Extracted data entries
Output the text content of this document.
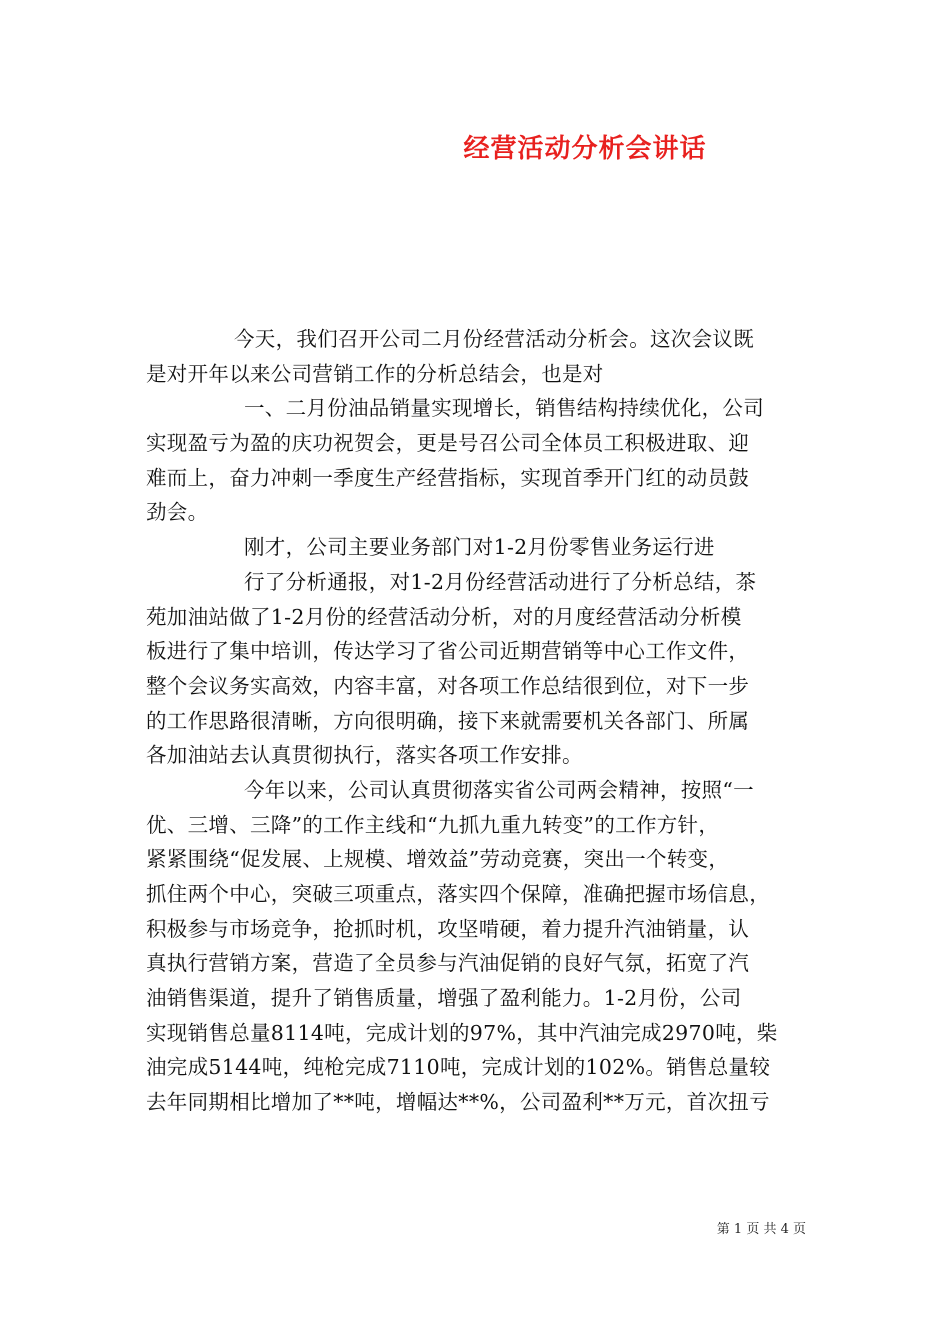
经营活动分析会讲话
今天，我们召开公司二月份经营活动分析会。这次会议既
是对开年以来公司营销工作的分析总结会，也是对
一、二月份油品销量实现增长，销售结构持续优化，公司
实现盈亏为盈的庆功祝贺会，更是号召公司全体员工积极进取、迎
难而上，奋力冲刺一季度生产经营指标，实现首季开门红的动员鼓
劲会。
刚才，公司主要业务部门对1-2月份零售业务运行进
行了分析通报，对1-2月份经营活动进行了分析总结，茶
苑加油站做了1-2月份的经营活动分析，对的月度经营活动分析模
板进行了集中培训，传达学习了省公司近期营销等中心工作文件，
整个会议务实高效，内容丰富，对各项工作总结很到位，对下一步
的工作思路很清晰，方向很明确，接下来就需要机关各部门、所属
各加油站去认真贯彻执行，落实各项工作安排。
今年以来，公司认真贯彻落实省公司两会精神，按照“一
优、三增、三降”的工作主线和“九抓九重九转变”的工作方针，
紧紧围绕“促发展、上规模、增效益”劳动竞赛，突出一个转变，
抓住两个中心，突破三项重点，落实四个保障，准确把握市场信息，
积极参与市场竞争，抢抓时机，攻坚啃硬，着力提升汽油销量，认
真执行营销方案，营造了全员参与汽油促销的良好气氛，拓宽了汽
油销售渠道，提升了销售质量，增强了盈利能力。1-2月份，公司
实现销售总量8114吨，完成计划的97%，其中汽油完成2970吨，柴
油完成5144吨，纯枪完成7110吨，完成计划的102%。销售总量较
去年同期相比增加了**吨，增幅达**%，公司盈利**万元，首次扭亏
第 1 页 共 4 页
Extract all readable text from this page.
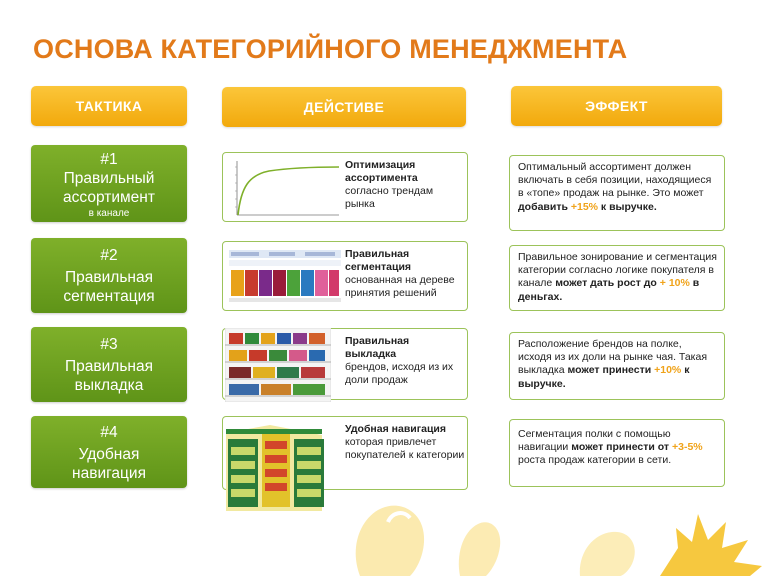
ОСНОВА КАТЕГОРИЙНОГО МЕНЕДЖМЕНТА
ТАКТИКА	ДЕЙСТИВЕ	ЭФФЕКТ
#1
Правильный
ассортимент
в канале
Оптимизация
ассортимента
согласно трендам рынка
Оптимальный ассортимент должен включать в себя позиции, находящиеся в «топе» продаж на рынке. Это может добавить +15% к выручке.
#2
Правильная
сегментация
Правильная
сегментация
основанная на дереве принятия решений
Правильное зонирование и сегментация категории согласно логике покупателя в канале может дать рост до + 10% в деньгах.
#3
Правильная
выкладка
Правильная
выкладка
брендов, исходя из их доли продаж
Расположение брендов на полке, исходя из их доли на рынке чая. Такая выкладка может принести +10% к выручке.
#4
Удобная
навигация
Удобная навигация
которая привлечет покупателей к категории
Сегментация полки с помощью навигации может принести от +3-5% роста продаж категории в сети.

- _OBJECTIVE_: Take the line containing "Extract all readable text from this page." through the last line of the material and retype exactly those lines, both ends included, with no pictures.

- _THE COMPLETED TASK_:
Extract all readable text from this page.
ОСНОВА КАТЕГОРИЙНОГО МЕНЕДЖМЕНТА
ТАКТИКА	ДЕЙСТИВЕ	ЭФФЕКТ
#1
Правильный
ассортимент
в канале
Оптимизация
ассортимента
согласно трендам рынка
Оптимальный ассортимент должен включать в себя позиции, находящиеся в «топе» продаж на рынке. Это может добавить +15% к выручке.
#2
Правильная
сегментация
Правильная
сегментация
основанная на дереве принятия решений
Правильное зонирование и сегментация категории согласно логике покупателя в канале может дать рост до + 10% в деньгах.
#3
Правильная
выкладка
Правильная
выкладка
брендов, исходя из их доли продаж
Расположение брендов на полке, исходя из их доли на рынке чая. Такая выкладка может принести +10% к выручке.
#4
Удобная
навигация
Удобная навигация
которая привлечет покупателей к категории
Сегментация полки с помощью навигации может принести от +3-5% роста продаж категории в сети.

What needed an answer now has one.